Your instructions —
Give every line below again, exactly.

•••••

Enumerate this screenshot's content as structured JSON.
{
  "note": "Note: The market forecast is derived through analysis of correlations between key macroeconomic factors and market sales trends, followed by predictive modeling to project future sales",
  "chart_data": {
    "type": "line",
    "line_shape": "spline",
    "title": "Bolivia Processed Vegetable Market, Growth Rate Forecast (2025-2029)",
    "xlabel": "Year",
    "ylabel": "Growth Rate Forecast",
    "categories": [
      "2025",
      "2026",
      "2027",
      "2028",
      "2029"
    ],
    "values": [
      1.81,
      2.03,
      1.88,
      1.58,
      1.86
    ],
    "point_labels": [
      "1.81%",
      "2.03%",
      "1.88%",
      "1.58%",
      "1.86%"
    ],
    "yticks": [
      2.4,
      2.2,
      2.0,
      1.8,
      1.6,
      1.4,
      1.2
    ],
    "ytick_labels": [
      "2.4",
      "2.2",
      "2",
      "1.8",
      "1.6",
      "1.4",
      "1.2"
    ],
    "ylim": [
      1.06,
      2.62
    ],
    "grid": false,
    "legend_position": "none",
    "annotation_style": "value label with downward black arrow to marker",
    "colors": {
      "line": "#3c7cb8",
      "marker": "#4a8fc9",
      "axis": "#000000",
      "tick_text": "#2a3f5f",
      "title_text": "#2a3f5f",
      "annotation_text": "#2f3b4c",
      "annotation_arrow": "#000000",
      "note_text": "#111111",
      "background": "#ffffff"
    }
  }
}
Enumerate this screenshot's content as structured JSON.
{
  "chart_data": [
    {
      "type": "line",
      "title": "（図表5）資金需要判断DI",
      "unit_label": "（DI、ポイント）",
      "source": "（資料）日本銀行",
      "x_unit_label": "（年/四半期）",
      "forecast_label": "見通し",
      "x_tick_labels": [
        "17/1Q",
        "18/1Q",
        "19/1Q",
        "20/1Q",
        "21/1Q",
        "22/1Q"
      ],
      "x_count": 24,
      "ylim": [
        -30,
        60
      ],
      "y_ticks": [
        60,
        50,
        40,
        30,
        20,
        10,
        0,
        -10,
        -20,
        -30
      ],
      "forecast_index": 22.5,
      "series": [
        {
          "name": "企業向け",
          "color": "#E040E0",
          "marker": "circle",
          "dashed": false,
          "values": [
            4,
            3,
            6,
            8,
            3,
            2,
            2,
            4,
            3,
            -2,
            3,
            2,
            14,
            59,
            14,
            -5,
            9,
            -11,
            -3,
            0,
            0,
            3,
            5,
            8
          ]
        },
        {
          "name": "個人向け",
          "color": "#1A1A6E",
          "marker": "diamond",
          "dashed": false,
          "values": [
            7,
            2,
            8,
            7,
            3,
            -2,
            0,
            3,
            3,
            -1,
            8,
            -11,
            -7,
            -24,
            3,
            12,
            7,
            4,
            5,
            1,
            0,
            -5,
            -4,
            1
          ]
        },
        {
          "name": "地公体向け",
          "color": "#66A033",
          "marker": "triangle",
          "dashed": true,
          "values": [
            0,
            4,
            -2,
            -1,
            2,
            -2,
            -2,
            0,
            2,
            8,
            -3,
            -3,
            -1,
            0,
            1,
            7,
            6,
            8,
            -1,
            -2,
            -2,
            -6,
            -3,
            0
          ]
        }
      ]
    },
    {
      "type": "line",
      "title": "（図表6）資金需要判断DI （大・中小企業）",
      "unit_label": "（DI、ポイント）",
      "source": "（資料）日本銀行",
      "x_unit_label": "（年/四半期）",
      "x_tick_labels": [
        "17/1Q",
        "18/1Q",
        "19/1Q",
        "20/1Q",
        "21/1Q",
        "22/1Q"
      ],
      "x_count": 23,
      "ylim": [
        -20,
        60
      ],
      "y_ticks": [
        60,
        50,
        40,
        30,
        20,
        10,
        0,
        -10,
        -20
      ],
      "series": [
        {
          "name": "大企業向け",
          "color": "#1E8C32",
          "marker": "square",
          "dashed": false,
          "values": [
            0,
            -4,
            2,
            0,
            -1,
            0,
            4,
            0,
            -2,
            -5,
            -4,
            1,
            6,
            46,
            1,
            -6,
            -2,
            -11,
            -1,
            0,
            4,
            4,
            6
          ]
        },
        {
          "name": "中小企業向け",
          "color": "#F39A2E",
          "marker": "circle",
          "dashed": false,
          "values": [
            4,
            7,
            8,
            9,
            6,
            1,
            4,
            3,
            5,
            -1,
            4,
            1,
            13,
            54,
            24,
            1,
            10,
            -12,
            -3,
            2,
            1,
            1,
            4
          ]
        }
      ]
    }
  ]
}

•••••

Expected answer —
Enumerate this screenshot's content as structured JSON.
{
  "note": "Note: The market forecast is derived through analysis of correlations between key macroeconomic factors and market sales trends, followed by predictive modeling to project future sales",
  "chart_data": {
    "type": "line",
    "line_shape": "spline",
    "title": "Bolivia Processed Vegetable Market, Growth Rate Forecast (2025-2029)",
    "xlabel": "Year",
    "ylabel": "Growth Rate Forecast",
    "categories": [
      "2025",
      "2026",
      "2027",
      "2028",
      "2029"
    ],
    "values": [
      1.81,
      2.03,
      1.88,
      1.58,
      1.86
    ],
    "point_labels": [
      "1.81%",
      "2.03%",
      "1.88%",
      "1.58%",
      "1.86%"
    ],
    "yticks": [
      2.4,
      2.2,
      2.0,
      1.8,
      1.6,
      1.4,
      1.2
    ],
    "ytick_labels": [
      "2.4",
      "2.2",
      "2",
      "1.8",
      "1.6",
      "1.4",
      "1.2"
    ],
    "ylim": [
      1.06,
      2.62
    ],
    "grid": false,
    "legend_position": "none",
    "annotation_style": "value label with downward black arrow to marker",
    "colors": {
      "line": "#3c7cb8",
      "marker": "#4a8fc9",
      "axis": "#000000",
      "tick_text": "#2a3f5f",
      "title_text": "#2a3f5f",
      "annotation_text": "#2f3b4c",
      "annotation_arrow": "#000000",
      "note_text": "#111111",
      "background": "#ffffff"
    }
  }
}
Enumerate this screenshot's content as structured JSON.
{
  "chart_data": [
    {
      "type": "line",
      "title": "（図表5）資金需要判断DI",
      "unit_label": "（DI、ポイント）",
      "source": "（資料）日本銀行",
      "x_unit_label": "（年/四半期）",
      "forecast_label": "見通し",
      "x_tick_labels": [
        "17/1Q",
        "18/1Q",
        "19/1Q",
        "20/1Q",
        "21/1Q",
        "22/1Q"
      ],
      "x_count": 24,
      "ylim": [
        -30,
        60
      ],
      "y_ticks": [
        60,
        50,
        40,
        30,
        20,
        10,
        0,
        -10,
        -20,
        -30
      ],
      "forecast_index": 22.5,
      "series": [
        {
          "name": "企業向け",
          "color": "#E040E0",
          "marker": "circle",
          "dashed": false,
          "values": [
            4,
            3,
            6,
            8,
            3,
            2,
            2,
            4,
            3,
            -2,
            3,
            2,
            14,
            59,
            14,
            -5,
            9,
            -11,
            -3,
            0,
            0,
            3,
            5,
            8
          ]
        },
        {
          "name": "個人向け",
          "color": "#1A1A6E",
          "marker": "diamond",
          "dashed": false,
          "values": [
            7,
            2,
            8,
            7,
            3,
            -2,
            0,
            3,
            3,
            -1,
            8,
            -11,
            -7,
            -24,
            3,
            12,
            7,
            4,
            5,
            1,
            0,
            -5,
            -4,
            1
          ]
        },
        {
          "name": "地公体向け",
          "color": "#66A033",
          "marker": "triangle",
          "dashed": true,
          "values": [
            0,
            4,
            -2,
            -1,
            2,
            -2,
            -2,
            0,
            2,
            8,
            -3,
            -3,
            -1,
            0,
            1,
            7,
            6,
            8,
            -1,
            -2,
            -2,
            -6,
            -3,
            0
          ]
        }
      ]
    },
    {
      "type": "line",
      "title": "（図表6）資金需要判断DI （大・中小企業）",
      "unit_label": "（DI、ポイント）",
      "source": "（資料）日本銀行",
      "x_unit_label": "（年/四半期）",
      "x_tick_labels": [
        "17/1Q",
        "18/1Q",
        "19/1Q",
        "20/1Q",
        "21/1Q",
        "22/1Q"
      ],
      "x_count": 23,
      "ylim": [
        -20,
        60
      ],
      "y_ticks": [
        60,
        50,
        40,
        30,
        20,
        10,
        0,
        -10,
        -20
      ],
      "series": [
        {
          "name": "大企業向け",
          "color": "#1E8C32",
          "marker": "square",
          "dashed": false,
          "values": [
            0,
            -4,
            2,
            0,
            -1,
            0,
            4,
            0,
            -2,
            -5,
            -4,
            1,
            6,
            46,
            1,
            -6,
            -2,
            -11,
            -1,
            0,
            4,
            4,
            6
          ]
        },
        {
          "name": "中小企業向け",
          "color": "#F39A2E",
          "marker": "circle",
          "dashed": false,
          "values": [
            4,
            7,
            8,
            9,
            6,
            1,
            4,
            3,
            5,
            -1,
            4,
            1,
            13,
            54,
            24,
            1,
            10,
            -12,
            -3,
            2,
            1,
            1,
            4
          ]
        }
      ]
    }
  ]
}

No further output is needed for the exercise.